======== Dataset excerpts ========
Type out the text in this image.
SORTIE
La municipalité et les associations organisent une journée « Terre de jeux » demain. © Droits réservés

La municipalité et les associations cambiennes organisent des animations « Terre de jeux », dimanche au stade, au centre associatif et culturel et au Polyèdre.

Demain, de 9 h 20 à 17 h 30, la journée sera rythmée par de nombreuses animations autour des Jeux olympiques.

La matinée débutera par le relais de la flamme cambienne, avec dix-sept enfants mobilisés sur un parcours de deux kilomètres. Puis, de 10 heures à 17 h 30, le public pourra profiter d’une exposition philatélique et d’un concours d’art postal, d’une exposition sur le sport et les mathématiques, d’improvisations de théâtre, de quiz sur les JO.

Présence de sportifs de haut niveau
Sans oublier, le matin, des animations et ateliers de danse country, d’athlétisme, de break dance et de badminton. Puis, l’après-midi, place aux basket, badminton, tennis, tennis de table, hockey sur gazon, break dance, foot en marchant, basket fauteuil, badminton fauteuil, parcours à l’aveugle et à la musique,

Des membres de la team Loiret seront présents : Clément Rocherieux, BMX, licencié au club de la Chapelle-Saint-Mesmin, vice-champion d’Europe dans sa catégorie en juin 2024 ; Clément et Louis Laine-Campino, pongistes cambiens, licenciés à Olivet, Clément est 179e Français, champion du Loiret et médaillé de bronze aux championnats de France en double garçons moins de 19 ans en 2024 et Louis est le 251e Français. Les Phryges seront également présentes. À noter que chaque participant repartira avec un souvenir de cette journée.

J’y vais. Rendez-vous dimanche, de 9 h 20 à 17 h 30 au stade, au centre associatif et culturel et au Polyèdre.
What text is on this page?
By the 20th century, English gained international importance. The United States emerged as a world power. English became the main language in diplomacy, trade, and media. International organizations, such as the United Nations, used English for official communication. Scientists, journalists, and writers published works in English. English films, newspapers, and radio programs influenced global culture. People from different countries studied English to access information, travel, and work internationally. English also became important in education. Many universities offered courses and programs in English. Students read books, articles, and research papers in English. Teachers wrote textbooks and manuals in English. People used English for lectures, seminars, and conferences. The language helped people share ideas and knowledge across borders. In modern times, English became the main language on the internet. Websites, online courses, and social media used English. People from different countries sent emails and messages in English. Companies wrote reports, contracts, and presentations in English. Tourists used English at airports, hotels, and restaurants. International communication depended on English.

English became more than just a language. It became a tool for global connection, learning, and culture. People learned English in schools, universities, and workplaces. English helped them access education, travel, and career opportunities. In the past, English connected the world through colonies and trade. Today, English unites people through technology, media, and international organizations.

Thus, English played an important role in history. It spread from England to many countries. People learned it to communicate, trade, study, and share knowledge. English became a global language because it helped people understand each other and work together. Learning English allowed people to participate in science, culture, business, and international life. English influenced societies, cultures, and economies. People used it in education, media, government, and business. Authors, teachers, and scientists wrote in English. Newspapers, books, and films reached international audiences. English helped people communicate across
========
*Exercise requirements*
Return the listing above in full, character for character.

*Result for this exercise*
Type out the text in this image.
SORTIE
La municipalité et les associations organisent une journée « Terre de jeux » demain. © Droits réservés

La municipalité et les associations cambiennes organisent des animations « Terre de jeux », dimanche au stade, au centre associatif et culturel et au Polyèdre.

Demain, de 9 h 20 à 17 h 30, la journée sera rythmée par de nombreuses animations autour des Jeux olympiques.

La matinée débutera par le relais de la flamme cambienne, avec dix-sept enfants mobilisés sur un parcours de deux kilomètres. Puis, de 10 heures à 17 h 30, le public pourra profiter d’une exposition philatélique et d’un concours d’art postal, d’une exposition sur le sport et les mathématiques, d’improvisations de théâtre, de quiz sur les JO.

Présence de sportifs de haut niveau
Sans oublier, le matin, des animations et ateliers de danse country, d’athlétisme, de break dance et de badminton. Puis, l’après-midi, place aux basket, badminton, tennis, tennis de table, hockey sur gazon, break dance, foot en marchant, basket fauteuil, badminton fauteuil, parcours à l’aveugle et à la musique,

Des membres de la team Loiret seront présents : Clément Rocherieux, BMX, licencié au club de la Chapelle-Saint-Mesmin, vice-champion d’Europe dans sa catégorie en juin 2024 ; Clément et Louis Laine-Campino, pongistes cambiens, licenciés à Olivet, Clément est 179e Français, champion du Loiret et médaillé de bronze aux championnats de France en double garçons moins de 19 ans en 2024 et Louis est le 251e Français. Les Phryges seront également présentes. À noter que chaque participant repartira avec un souvenir de cette journée.

J’y vais. Rendez-vous dimanche, de 9 h 20 à 17 h 30 au stade, au centre associatif et culturel et au Polyèdre.
What text is on this page?
By the 20th century, English gained international importance. The United States emerged as a world power. English became the main language in diplomacy, trade, and media. International organizations, such as the United Nations, used English for official communication. Scientists, journalists, and writers published works in English. English films, newspapers, and radio programs influenced global culture. People from different countries studied English to access information, travel, and work internationally. English also became important in education. Many universities offered courses and programs in English. Students read books, articles, and research papers in English. Teachers wrote textbooks and manuals in English. People used English for lectures, seminars, and conferences. The language helped people share ideas and knowledge across borders. In modern times, English became the main language on the internet. Websites, online courses, and social media used English. People from different countries sent emails and messages in English. Companies wrote reports, contracts, and presentations in English. Tourists used English at airports, hotels, and restaurants. International communication depended on English.

English became more than just a language. It became a tool for global connection, learning, and culture. People learned English in schools, universities, and workplaces. English helped them access education, travel, and career opportunities. In the past, English connected the world through colonies and trade. Today, English unites people through technology, media, and international organizations.

Thus, English played an important role in history. It spread from England to many countries. People learned it to communicate, trade, study, and share knowledge. English became a global language because it helped people understand each other and work together. Learning English allowed people to participate in science, culture, business, and international life. English influenced societies, cultures, and economies. People used it in education, media, government, and business. Authors, teachers, and scientists wrote in English. Newspapers, books, and films reached international audiences. English helped people communicate across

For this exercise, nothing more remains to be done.